Recorded data
————————
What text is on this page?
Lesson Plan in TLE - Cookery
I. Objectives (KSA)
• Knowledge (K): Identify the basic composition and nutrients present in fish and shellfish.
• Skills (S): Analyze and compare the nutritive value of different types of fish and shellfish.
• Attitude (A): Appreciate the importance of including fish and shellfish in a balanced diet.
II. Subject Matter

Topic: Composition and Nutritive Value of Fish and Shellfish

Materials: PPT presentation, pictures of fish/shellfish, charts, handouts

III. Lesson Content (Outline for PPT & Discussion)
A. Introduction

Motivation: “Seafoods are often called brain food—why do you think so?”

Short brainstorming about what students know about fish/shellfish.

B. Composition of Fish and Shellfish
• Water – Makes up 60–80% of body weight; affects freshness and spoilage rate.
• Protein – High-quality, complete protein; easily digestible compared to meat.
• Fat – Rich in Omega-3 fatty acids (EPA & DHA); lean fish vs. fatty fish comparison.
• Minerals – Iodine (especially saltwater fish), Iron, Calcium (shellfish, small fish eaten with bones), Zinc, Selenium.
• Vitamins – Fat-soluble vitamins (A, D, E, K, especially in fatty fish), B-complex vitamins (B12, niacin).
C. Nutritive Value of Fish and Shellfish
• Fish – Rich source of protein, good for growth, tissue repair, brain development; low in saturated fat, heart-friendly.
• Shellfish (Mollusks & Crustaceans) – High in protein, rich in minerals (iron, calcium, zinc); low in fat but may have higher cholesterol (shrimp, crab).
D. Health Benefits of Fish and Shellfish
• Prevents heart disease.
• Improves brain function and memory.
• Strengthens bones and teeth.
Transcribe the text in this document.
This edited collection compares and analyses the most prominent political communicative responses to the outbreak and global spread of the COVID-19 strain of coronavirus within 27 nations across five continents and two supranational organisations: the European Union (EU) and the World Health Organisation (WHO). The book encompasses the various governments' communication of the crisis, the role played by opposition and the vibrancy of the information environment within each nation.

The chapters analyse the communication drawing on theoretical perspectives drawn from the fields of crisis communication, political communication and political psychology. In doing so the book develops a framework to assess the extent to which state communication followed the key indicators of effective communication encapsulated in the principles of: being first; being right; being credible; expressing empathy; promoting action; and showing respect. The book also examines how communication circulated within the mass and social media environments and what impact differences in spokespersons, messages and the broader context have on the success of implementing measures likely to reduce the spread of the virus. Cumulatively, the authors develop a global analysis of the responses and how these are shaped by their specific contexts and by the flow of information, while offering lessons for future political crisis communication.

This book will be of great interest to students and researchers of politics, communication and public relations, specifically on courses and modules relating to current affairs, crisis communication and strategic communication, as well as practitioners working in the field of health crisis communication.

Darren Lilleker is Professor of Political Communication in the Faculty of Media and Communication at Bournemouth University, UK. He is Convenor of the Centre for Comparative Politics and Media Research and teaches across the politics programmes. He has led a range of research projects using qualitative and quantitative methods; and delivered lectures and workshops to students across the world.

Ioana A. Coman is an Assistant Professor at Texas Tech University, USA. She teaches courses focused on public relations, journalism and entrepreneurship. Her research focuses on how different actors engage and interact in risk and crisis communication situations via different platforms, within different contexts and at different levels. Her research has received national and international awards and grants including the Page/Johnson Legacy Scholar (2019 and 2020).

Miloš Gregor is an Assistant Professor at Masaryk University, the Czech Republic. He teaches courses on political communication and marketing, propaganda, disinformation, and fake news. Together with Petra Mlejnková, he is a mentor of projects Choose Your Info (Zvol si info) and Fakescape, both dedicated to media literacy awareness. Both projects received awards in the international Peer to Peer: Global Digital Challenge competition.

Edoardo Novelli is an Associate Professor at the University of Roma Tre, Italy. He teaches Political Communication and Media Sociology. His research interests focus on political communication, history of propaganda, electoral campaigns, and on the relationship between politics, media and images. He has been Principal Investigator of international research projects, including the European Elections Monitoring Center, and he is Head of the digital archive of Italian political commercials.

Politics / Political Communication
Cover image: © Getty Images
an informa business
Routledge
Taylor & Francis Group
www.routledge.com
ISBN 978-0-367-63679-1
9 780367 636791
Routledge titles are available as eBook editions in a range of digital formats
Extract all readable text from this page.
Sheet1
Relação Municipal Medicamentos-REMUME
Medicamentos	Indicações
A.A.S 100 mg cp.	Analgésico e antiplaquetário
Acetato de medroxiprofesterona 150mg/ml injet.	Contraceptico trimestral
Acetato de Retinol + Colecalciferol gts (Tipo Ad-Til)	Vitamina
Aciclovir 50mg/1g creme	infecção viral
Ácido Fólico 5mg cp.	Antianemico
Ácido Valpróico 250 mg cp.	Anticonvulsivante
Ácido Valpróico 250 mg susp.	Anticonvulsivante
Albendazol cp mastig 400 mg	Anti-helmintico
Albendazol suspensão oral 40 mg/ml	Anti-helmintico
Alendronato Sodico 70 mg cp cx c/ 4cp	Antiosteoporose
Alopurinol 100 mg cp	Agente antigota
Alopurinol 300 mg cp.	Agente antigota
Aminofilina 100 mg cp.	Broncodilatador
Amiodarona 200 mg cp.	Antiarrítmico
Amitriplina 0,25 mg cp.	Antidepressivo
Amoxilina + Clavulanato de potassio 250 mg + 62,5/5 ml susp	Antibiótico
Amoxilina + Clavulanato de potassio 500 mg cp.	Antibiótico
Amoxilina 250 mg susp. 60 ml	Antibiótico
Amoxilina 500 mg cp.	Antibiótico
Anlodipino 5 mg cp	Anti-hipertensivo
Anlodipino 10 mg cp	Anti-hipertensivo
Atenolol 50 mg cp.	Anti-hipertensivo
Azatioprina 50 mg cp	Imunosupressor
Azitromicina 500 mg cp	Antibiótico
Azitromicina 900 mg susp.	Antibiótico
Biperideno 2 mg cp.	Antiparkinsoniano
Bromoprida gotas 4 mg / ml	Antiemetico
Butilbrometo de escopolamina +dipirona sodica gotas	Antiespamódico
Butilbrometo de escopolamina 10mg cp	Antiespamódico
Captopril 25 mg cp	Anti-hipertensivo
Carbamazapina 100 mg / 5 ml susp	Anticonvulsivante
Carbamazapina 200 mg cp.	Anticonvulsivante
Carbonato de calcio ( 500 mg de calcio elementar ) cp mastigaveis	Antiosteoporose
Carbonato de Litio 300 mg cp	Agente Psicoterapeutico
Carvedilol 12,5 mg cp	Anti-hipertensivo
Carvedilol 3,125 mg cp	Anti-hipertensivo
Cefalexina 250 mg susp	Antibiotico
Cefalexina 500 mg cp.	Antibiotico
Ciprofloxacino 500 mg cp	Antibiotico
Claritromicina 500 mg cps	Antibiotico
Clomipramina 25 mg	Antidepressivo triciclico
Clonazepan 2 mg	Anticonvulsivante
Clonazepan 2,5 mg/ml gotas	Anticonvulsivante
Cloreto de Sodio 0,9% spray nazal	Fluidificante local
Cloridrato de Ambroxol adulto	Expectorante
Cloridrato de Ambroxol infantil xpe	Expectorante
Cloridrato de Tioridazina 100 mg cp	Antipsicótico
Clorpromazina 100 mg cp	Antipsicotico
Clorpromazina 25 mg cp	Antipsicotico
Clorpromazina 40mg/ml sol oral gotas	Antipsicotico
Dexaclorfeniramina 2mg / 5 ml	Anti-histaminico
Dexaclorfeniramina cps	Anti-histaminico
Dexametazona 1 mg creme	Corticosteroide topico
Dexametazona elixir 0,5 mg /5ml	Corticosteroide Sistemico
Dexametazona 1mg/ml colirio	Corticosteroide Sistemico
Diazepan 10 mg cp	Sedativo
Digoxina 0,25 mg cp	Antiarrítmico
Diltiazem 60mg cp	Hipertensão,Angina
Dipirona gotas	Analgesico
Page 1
————————
**Instructions for the task:** Copy out every line in the entries above that holds "histaminico".

**The completed task:**
Dexaclorfeniramina 2mg / 5 ml	Anti-histaminico
Dexaclorfeniramina cps	Anti-histaminico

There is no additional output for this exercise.